### WORK REQUIRED
Pictures do not belong in the copy; quote every entry below exactly.

━━━━━ DATASET RECORDS

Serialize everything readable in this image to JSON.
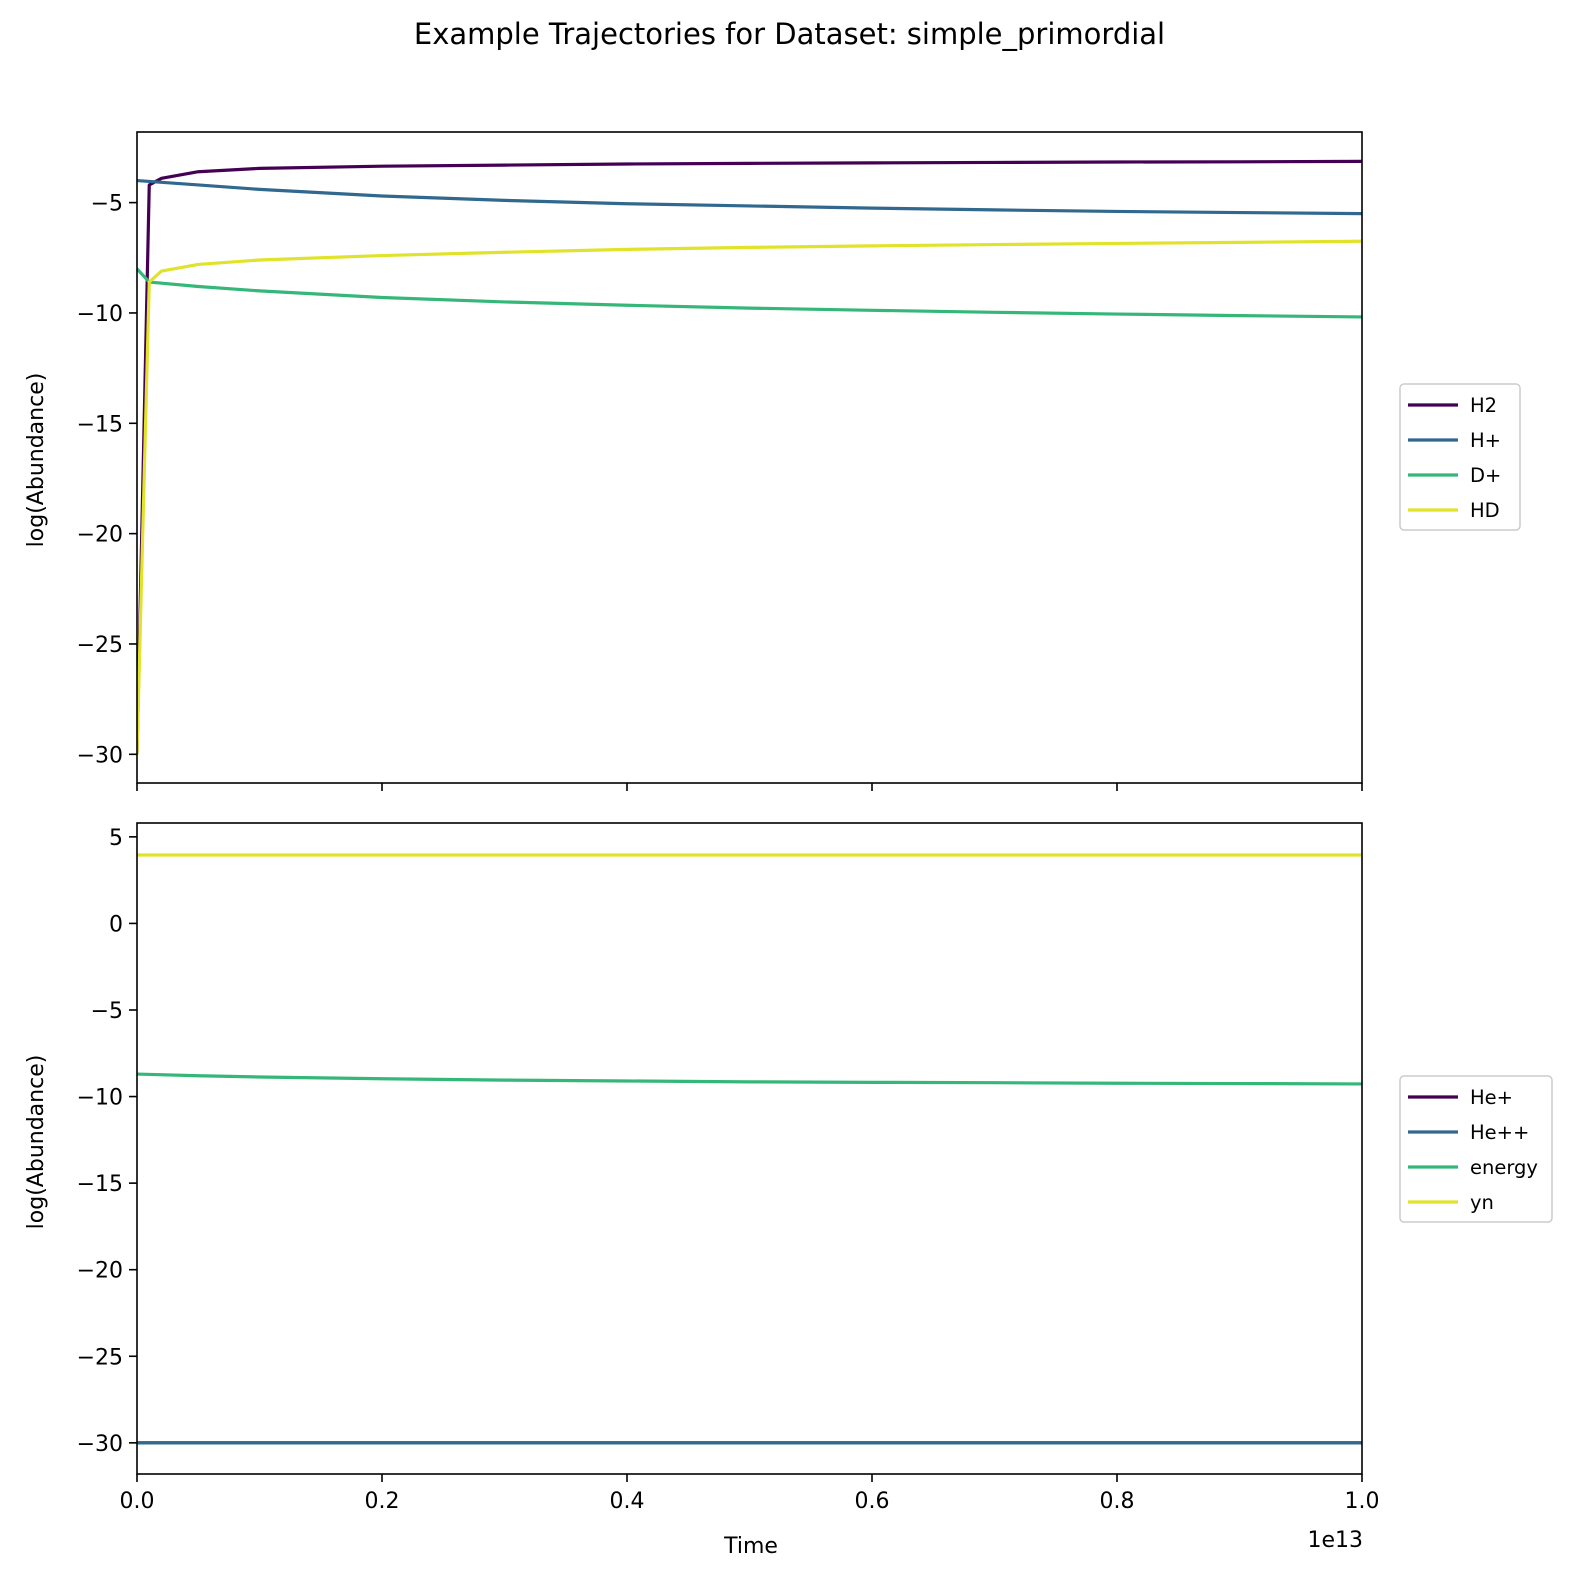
{
  "figure": {
    "title": "Example Trajectories for Dataset: simple_primordial",
    "xlabel": "Time",
    "x_offset_label": "1e13"
  },
  "chart_data": [
    {
      "type": "line",
      "ylabel": "log(Abundance)",
      "xlim": [
        0,
        1.0
      ],
      "ylim": [
        -31.3,
        -1.8
      ],
      "x_scale_note": "x values in units of 1e13",
      "xticks": [
        0.0,
        0.2,
        0.4,
        0.6,
        0.8,
        1.0
      ],
      "yticks": [
        -30,
        -25,
        -20,
        -15,
        -10,
        -5
      ],
      "show_xtick_labels": false,
      "grid": false,
      "legend_position": "outside right",
      "series": [
        {
          "name": "H2",
          "color": "#440154",
          "points": [
            [
              0,
              -30
            ],
            [
              0.01,
              -4.2
            ],
            [
              0.02,
              -3.9
            ],
            [
              0.05,
              -3.6
            ],
            [
              0.1,
              -3.45
            ],
            [
              0.2,
              -3.35
            ],
            [
              0.3,
              -3.3
            ],
            [
              0.4,
              -3.25
            ],
            [
              0.5,
              -3.22
            ],
            [
              0.6,
              -3.2
            ],
            [
              0.7,
              -3.18
            ],
            [
              0.8,
              -3.16
            ],
            [
              0.9,
              -3.15
            ],
            [
              1.0,
              -3.13
            ]
          ]
        },
        {
          "name": "H+",
          "color": "#31688e",
          "points": [
            [
              0,
              -4.0
            ],
            [
              0.05,
              -4.2
            ],
            [
              0.1,
              -4.4
            ],
            [
              0.2,
              -4.7
            ],
            [
              0.3,
              -4.9
            ],
            [
              0.4,
              -5.05
            ],
            [
              0.5,
              -5.15
            ],
            [
              0.6,
              -5.25
            ],
            [
              0.7,
              -5.33
            ],
            [
              0.8,
              -5.4
            ],
            [
              0.9,
              -5.45
            ],
            [
              1.0,
              -5.5
            ]
          ]
        },
        {
          "name": "D+",
          "color": "#35b779",
          "points": [
            [
              0,
              -8.0
            ],
            [
              0.01,
              -8.6
            ],
            [
              0.05,
              -8.8
            ],
            [
              0.1,
              -9.0
            ],
            [
              0.2,
              -9.3
            ],
            [
              0.3,
              -9.5
            ],
            [
              0.4,
              -9.65
            ],
            [
              0.5,
              -9.78
            ],
            [
              0.6,
              -9.88
            ],
            [
              0.7,
              -9.97
            ],
            [
              0.8,
              -10.05
            ],
            [
              0.9,
              -10.12
            ],
            [
              1.0,
              -10.18
            ]
          ]
        },
        {
          "name": "HD",
          "color": "#e0e32a",
          "points": [
            [
              0,
              -30
            ],
            [
              0.01,
              -8.6
            ],
            [
              0.02,
              -8.1
            ],
            [
              0.05,
              -7.8
            ],
            [
              0.1,
              -7.6
            ],
            [
              0.2,
              -7.4
            ],
            [
              0.3,
              -7.25
            ],
            [
              0.4,
              -7.12
            ],
            [
              0.5,
              -7.03
            ],
            [
              0.6,
              -6.96
            ],
            [
              0.7,
              -6.9
            ],
            [
              0.8,
              -6.85
            ],
            [
              0.9,
              -6.8
            ],
            [
              1.0,
              -6.75
            ]
          ]
        }
      ]
    },
    {
      "type": "line",
      "ylabel": "log(Abundance)",
      "xlim": [
        0,
        1.0
      ],
      "ylim": [
        -31.8,
        5.8
      ],
      "x_scale_note": "x values in units of 1e13",
      "xticks": [
        0.0,
        0.2,
        0.4,
        0.6,
        0.8,
        1.0
      ],
      "xtick_labels": [
        "0.0",
        "0.2",
        "0.4",
        "0.6",
        "0.8",
        "1.0"
      ],
      "yticks": [
        -30,
        -25,
        -20,
        -15,
        -10,
        -5,
        0,
        5
      ],
      "show_xtick_labels": true,
      "grid": false,
      "legend_position": "outside right",
      "series": [
        {
          "name": "He+",
          "color": "#440154",
          "points": [
            [
              0,
              -30
            ],
            [
              1.0,
              -30
            ]
          ]
        },
        {
          "name": "He++",
          "color": "#31688e",
          "points": [
            [
              0,
              -30
            ],
            [
              1.0,
              -30
            ]
          ]
        },
        {
          "name": "energy",
          "color": "#35b779",
          "points": [
            [
              0,
              -8.7
            ],
            [
              0.05,
              -8.8
            ],
            [
              0.1,
              -8.87
            ],
            [
              0.2,
              -8.97
            ],
            [
              0.3,
              -9.05
            ],
            [
              0.4,
              -9.1
            ],
            [
              0.5,
              -9.15
            ],
            [
              0.6,
              -9.18
            ],
            [
              0.7,
              -9.2
            ],
            [
              0.8,
              -9.23
            ],
            [
              0.9,
              -9.25
            ],
            [
              1.0,
              -9.27
            ]
          ]
        },
        {
          "name": "yn",
          "color": "#e0e32a",
          "points": [
            [
              0,
              3.95
            ],
            [
              1.0,
              3.95
            ]
          ]
        }
      ]
    }
  ]
}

━━━━━━━━━━

### EXERCISE ANSWER
Serialize everything readable in this image to JSON.
{
  "figure": {
    "title": "Example Trajectories for Dataset: simple_primordial",
    "xlabel": "Time",
    "x_offset_label": "1e13"
  },
  "chart_data": [
    {
      "type": "line",
      "ylabel": "log(Abundance)",
      "xlim": [
        0,
        1.0
      ],
      "ylim": [
        -31.3,
        -1.8
      ],
      "x_scale_note": "x values in units of 1e13",
      "xticks": [
        0.0,
        0.2,
        0.4,
        0.6,
        0.8,
        1.0
      ],
      "yticks": [
        -30,
        -25,
        -20,
        -15,
        -10,
        -5
      ],
      "show_xtick_labels": false,
      "grid": false,
      "legend_position": "outside right",
      "series": [
        {
          "name": "H2",
          "color": "#440154",
          "points": [
            [
              0,
              -30
            ],
            [
              0.01,
              -4.2
            ],
            [
              0.02,
              -3.9
            ],
            [
              0.05,
              -3.6
            ],
            [
              0.1,
              -3.45
            ],
            [
              0.2,
              -3.35
            ],
            [
              0.3,
              -3.3
            ],
            [
              0.4,
              -3.25
            ],
            [
              0.5,
              -3.22
            ],
            [
              0.6,
              -3.2
            ],
            [
              0.7,
              -3.18
            ],
            [
              0.8,
              -3.16
            ],
            [
              0.9,
              -3.15
            ],
            [
              1.0,
              -3.13
            ]
          ]
        },
        {
          "name": "H+",
          "color": "#31688e",
          "points": [
            [
              0,
              -4.0
            ],
            [
              0.05,
              -4.2
            ],
            [
              0.1,
              -4.4
            ],
            [
              0.2,
              -4.7
            ],
            [
              0.3,
              -4.9
            ],
            [
              0.4,
              -5.05
            ],
            [
              0.5,
              -5.15
            ],
            [
              0.6,
              -5.25
            ],
            [
              0.7,
              -5.33
            ],
            [
              0.8,
              -5.4
            ],
            [
              0.9,
              -5.45
            ],
            [
              1.0,
              -5.5
            ]
          ]
        },
        {
          "name": "D+",
          "color": "#35b779",
          "points": [
            [
              0,
              -8.0
            ],
            [
              0.01,
              -8.6
            ],
            [
              0.05,
              -8.8
            ],
            [
              0.1,
              -9.0
            ],
            [
              0.2,
              -9.3
            ],
            [
              0.3,
              -9.5
            ],
            [
              0.4,
              -9.65
            ],
            [
              0.5,
              -9.78
            ],
            [
              0.6,
              -9.88
            ],
            [
              0.7,
              -9.97
            ],
            [
              0.8,
              -10.05
            ],
            [
              0.9,
              -10.12
            ],
            [
              1.0,
              -10.18
            ]
          ]
        },
        {
          "name": "HD",
          "color": "#e0e32a",
          "points": [
            [
              0,
              -30
            ],
            [
              0.01,
              -8.6
            ],
            [
              0.02,
              -8.1
            ],
            [
              0.05,
              -7.8
            ],
            [
              0.1,
              -7.6
            ],
            [
              0.2,
              -7.4
            ],
            [
              0.3,
              -7.25
            ],
            [
              0.4,
              -7.12
            ],
            [
              0.5,
              -7.03
            ],
            [
              0.6,
              -6.96
            ],
            [
              0.7,
              -6.9
            ],
            [
              0.8,
              -6.85
            ],
            [
              0.9,
              -6.8
            ],
            [
              1.0,
              -6.75
            ]
          ]
        }
      ]
    },
    {
      "type": "line",
      "ylabel": "log(Abundance)",
      "xlim": [
        0,
        1.0
      ],
      "ylim": [
        -31.8,
        5.8
      ],
      "x_scale_note": "x values in units of 1e13",
      "xticks": [
        0.0,
        0.2,
        0.4,
        0.6,
        0.8,
        1.0
      ],
      "xtick_labels": [
        "0.0",
        "0.2",
        "0.4",
        "0.6",
        "0.8",
        "1.0"
      ],
      "yticks": [
        -30,
        -25,
        -20,
        -15,
        -10,
        -5,
        0,
        5
      ],
      "show_xtick_labels": true,
      "grid": false,
      "legend_position": "outside right",
      "series": [
        {
          "name": "He+",
          "color": "#440154",
          "points": [
            [
              0,
              -30
            ],
            [
              1.0,
              -30
            ]
          ]
        },
        {
          "name": "He++",
          "color": "#31688e",
          "points": [
            [
              0,
              -30
            ],
            [
              1.0,
              -30
            ]
          ]
        },
        {
          "name": "energy",
          "color": "#35b779",
          "points": [
            [
              0,
              -8.7
            ],
            [
              0.05,
              -8.8
            ],
            [
              0.1,
              -8.87
            ],
            [
              0.2,
              -8.97
            ],
            [
              0.3,
              -9.05
            ],
            [
              0.4,
              -9.1
            ],
            [
              0.5,
              -9.15
            ],
            [
              0.6,
              -9.18
            ],
            [
              0.7,
              -9.2
            ],
            [
              0.8,
              -9.23
            ],
            [
              0.9,
              -9.25
            ],
            [
              1.0,
              -9.27
            ]
          ]
        },
        {
          "name": "yn",
          "color": "#e0e32a",
          "points": [
            [
              0,
              3.95
            ],
            [
              1.0,
              3.95
            ]
          ]
        }
      ]
    }
  ]
}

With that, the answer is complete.